# Selected text:
— begin —

8  Reading and Listening Materials Development

9 Syllable Counter for Reading Passages

9.1 Overview

This tutorial walks you through building an automated syllable counter for text data using Python. The pipeline:

  1. Loads the CMU Pronouncing Dictionary (CMUdict) — a standard lexical resource that maps English words to their phonetic pronunciations in ARPABET notation.
  2. Reads raw .txt files from a folder, cleans them, and tokenizes them.
  3. Converts numeric tokens (e.g., 42) into their spoken word equivalents (FORTY-TWO).
  4. Counts syllables for each passage by combining two strategies:
    • CMUdict-based counting — digit-counting on ARPABET strings for dictionary words.
    • Rule-based counting — regex pattern matching for out-of-vocabulary (OOV) words.

This approach is particularly useful for readability analysis of SAT reading passages, where syllable count is a key component of formulas like the Flesch-Kincaid Grade Level.


9.2 Prerequisites

  • Python 3.7+
  • pandas, numpy, num2words
  • The CMU Pronouncing Dictionary file (named cmudict-07b)
  • A folder named input_text/ containing .txt files to analyze

9.3 Step 1 — Import and Build CMUdict

9.3.1 What is CMUdict?

The CMU Pronouncing Dictionary is a free, open-source pronunciation dictionary for North American English, maintained by Carnegie Mellon University. Each entry maps a word to its ARPABET phoneme sequence, where vowel phonemes are tagged with stress markers (digits 0, 1, 2). For example:

PYTHON  P AY1 TH AH0 N

This word has two vowel phonemes (AY1, AH0), so it has 2 syllables. By counting the digits in an ARPABET string, we can count syllables reliably.

9.3.2 Loading CMUdict into a Python Dictionary

import pandas as pd
import numpy as np

cmu = pd.read_csv(
    'cmudict-07b',
    sep='  ',                  # two spaces
    engine='python',
    comment=';',               # ignore comment lines
    names=['word', 'cmu_pronunciation'],
    encoding='latin-1'
)

# Build dictionary
cmudict = cmu.set_index('word')['cmu_pronunciation'].to_dict()

Key points: - The CMUdict file uses two spaces as a delimiter between the word and its pronunciation — note sep=' '. - Lines beginning with ; are comments (metadata); comment=';' skips them automatically. - encoding='latin-1' is required because the file contains non-ASCII characters in some entries. - We convert the DataFrame into a plain Python dict (cmudict) for fast O(1) lookup during syllable counting.


9.4 Step 2 — Load Input Text Files

9.4.1 Check Your Working Directory

Before reading files, confirm your current working directory so that relative paths resolve correctly:

import os
print(os.getcwd())

9.4.2 Read All .txt Files from a Folder

import os
import pandas as pd

folder_path = './input_text'

if not os.path.exists(folder_path):
    raise FileNotFoundError(f"Folder not found: {folder_path}")

file_names = []
file_contents = []

for filename in sorted(os.listdir(folder_path)):
    if filename.endswith('.txt'):
        file_path = os.path.join(folder_path, filename)
        
        try:
            with open(file_path, 'r', encoding='utf-8') as f:
                content = f.read()

— end —

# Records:
— begin —

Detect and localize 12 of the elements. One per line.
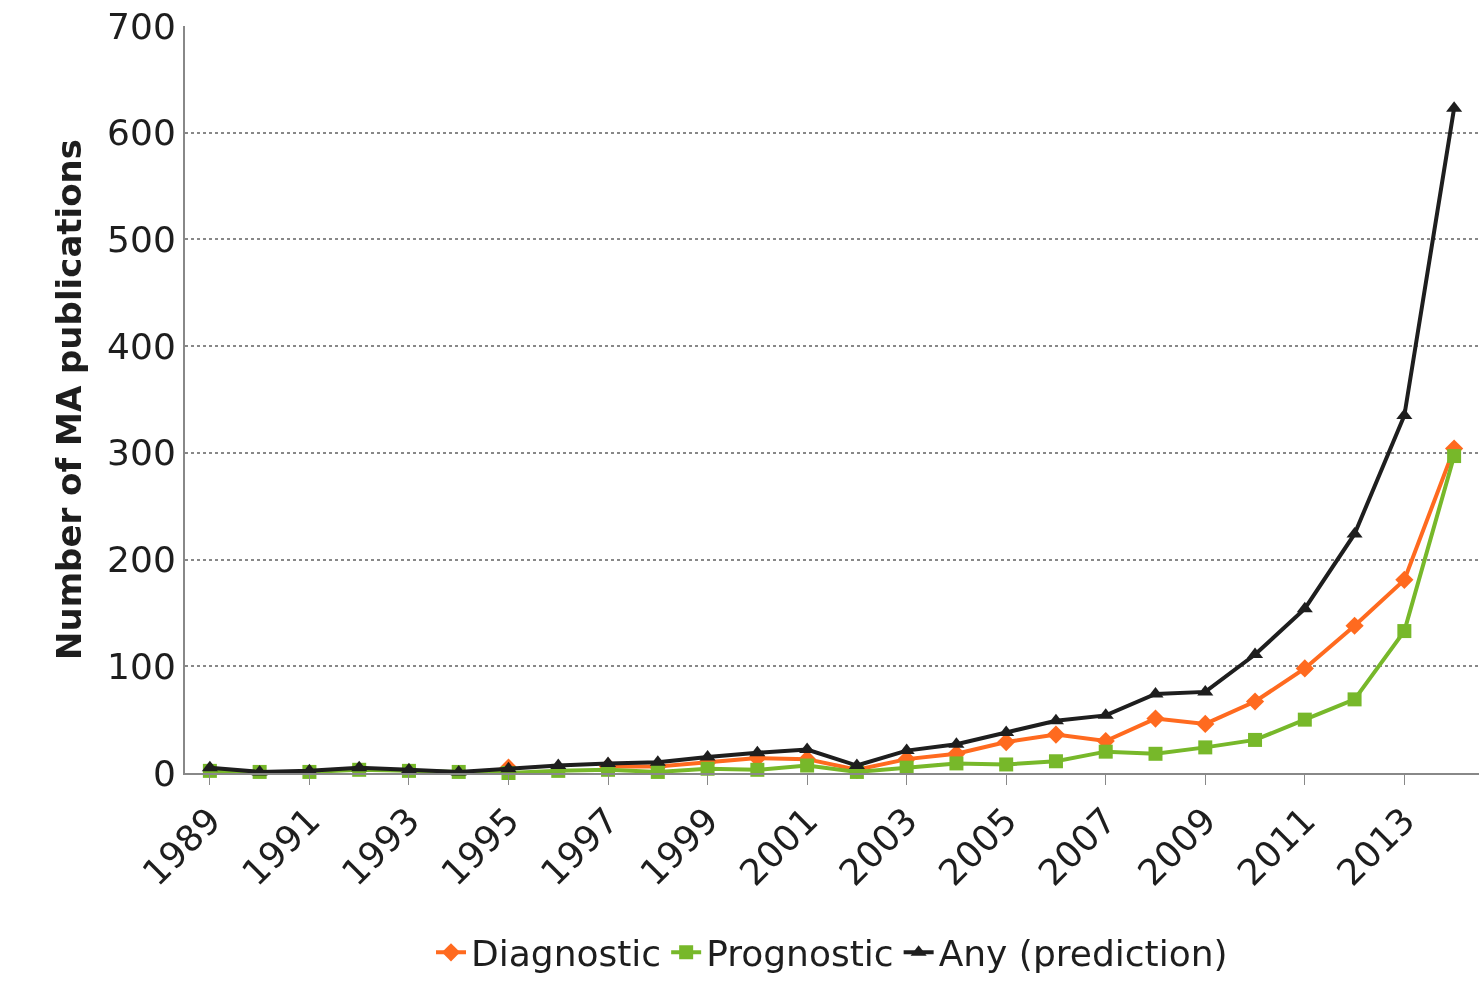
legend-label: Diagnostic bbox=[471, 933, 662, 975]
y-tick-label: 100 bbox=[107, 645, 176, 687]
y-axis-title: Number of MA publications bbox=[49, 138, 90, 661]
y-tick-label: 700 bbox=[107, 5, 176, 47]
y-tick-label: 600 bbox=[107, 112, 176, 154]
y-tick-label: 300 bbox=[107, 432, 176, 474]
y-tick-label: 400 bbox=[107, 325, 176, 367]
y-tick-label: 500 bbox=[107, 219, 176, 261]
y-tick-label: 200 bbox=[107, 539, 176, 581]
y-tick-label: 0 bbox=[152, 752, 176, 794]
legend-label: Any (prediction) bbox=[938, 933, 1228, 975]
legend-label: Prognostic bbox=[706, 933, 894, 975]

— end —

# List of tasks:
**a)** List every keyword argument passed to pd.read_csv in the syllable counter tutorial.
**b)** Transcribe the passage of the syllable counter tutorial that starts at the words "for filename in" and ends after the words "content = f.read()".

# Responses for each task:
**a)** sep, engine, comment, names, encoding

**b)**
for filename in sorted(os.listdir(folder_path)):
    if filename.endswith('.txt'):
        file_path = os.path.join(folder_path, filename)
        
        try:
            with open(file_path, 'r', encoding='utf-8') as f:
                content = f.read()